### Problem details
Which lines hold the word "days"? Copy each of them.

(Collection entries)
-*-
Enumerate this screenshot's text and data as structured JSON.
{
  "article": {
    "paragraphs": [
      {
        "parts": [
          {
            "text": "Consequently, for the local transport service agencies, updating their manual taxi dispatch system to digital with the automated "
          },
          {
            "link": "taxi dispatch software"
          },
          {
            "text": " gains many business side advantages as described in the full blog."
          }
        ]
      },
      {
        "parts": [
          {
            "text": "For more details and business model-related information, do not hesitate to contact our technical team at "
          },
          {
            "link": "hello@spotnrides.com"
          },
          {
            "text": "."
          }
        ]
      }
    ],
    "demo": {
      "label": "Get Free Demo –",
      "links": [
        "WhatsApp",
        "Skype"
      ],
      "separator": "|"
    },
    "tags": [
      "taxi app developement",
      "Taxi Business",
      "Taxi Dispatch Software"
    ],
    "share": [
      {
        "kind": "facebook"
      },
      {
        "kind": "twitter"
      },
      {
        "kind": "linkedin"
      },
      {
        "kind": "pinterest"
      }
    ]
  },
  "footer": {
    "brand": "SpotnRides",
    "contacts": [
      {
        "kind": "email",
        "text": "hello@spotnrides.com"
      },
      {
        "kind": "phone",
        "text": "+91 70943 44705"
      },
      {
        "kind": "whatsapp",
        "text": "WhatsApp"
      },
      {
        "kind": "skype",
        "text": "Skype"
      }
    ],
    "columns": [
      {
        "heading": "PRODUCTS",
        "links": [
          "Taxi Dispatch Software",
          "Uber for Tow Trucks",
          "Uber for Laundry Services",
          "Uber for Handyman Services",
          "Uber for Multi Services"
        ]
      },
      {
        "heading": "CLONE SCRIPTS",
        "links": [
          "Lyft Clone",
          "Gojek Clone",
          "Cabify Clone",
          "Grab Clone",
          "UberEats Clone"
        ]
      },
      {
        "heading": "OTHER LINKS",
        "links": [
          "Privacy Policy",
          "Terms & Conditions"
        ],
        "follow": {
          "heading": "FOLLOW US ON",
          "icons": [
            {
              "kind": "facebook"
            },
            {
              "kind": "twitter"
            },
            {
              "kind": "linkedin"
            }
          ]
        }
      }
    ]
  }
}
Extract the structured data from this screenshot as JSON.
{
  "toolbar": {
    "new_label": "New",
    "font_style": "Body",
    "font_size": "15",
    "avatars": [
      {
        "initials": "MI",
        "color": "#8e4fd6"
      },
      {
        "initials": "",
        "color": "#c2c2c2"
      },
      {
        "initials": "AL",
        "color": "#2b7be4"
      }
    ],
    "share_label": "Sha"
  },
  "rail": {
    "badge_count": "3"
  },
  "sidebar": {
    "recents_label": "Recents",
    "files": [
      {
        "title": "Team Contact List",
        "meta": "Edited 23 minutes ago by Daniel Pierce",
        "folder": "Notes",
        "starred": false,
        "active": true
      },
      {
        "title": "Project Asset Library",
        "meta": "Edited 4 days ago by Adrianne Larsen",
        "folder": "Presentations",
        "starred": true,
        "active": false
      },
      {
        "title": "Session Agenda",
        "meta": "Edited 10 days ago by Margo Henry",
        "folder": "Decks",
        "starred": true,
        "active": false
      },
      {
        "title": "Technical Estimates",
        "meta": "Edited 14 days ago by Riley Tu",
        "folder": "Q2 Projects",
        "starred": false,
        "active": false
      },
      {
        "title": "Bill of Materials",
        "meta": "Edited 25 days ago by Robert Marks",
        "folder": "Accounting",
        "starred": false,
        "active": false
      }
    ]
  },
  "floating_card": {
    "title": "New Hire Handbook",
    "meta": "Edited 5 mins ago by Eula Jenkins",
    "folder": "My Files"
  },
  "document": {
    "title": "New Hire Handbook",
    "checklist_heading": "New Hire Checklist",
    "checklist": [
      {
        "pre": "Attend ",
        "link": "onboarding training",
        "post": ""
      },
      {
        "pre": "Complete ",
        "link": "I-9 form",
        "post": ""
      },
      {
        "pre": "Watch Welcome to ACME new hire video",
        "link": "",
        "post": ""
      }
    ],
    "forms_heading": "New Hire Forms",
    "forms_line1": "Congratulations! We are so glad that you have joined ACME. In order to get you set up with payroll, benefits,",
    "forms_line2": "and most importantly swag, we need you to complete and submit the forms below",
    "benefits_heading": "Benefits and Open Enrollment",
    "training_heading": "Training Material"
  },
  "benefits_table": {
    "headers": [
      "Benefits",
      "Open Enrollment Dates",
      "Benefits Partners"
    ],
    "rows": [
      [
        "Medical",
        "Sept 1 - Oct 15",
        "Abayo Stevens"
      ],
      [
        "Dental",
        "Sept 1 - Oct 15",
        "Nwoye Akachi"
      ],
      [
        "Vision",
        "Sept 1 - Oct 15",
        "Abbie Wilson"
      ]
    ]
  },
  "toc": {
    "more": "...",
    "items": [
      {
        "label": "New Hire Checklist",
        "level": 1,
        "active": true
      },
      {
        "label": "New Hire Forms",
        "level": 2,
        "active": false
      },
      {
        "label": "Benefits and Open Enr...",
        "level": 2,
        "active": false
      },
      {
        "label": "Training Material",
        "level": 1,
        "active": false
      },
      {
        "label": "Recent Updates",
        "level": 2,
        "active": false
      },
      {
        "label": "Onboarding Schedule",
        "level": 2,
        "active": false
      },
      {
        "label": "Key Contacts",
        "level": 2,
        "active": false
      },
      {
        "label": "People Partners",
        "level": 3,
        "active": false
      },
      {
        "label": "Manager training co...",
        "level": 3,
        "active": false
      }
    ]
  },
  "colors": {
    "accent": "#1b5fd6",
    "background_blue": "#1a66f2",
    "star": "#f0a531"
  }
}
-*-
### Written response
        "meta": "Edited 4 days ago by Adrianne Larsen",
        "meta": "Edited 10 days ago by Margo Henry",
        "meta": "Edited 14 days ago by Riley Tu",
        "meta": "Edited 25 days ago by Robert Marks",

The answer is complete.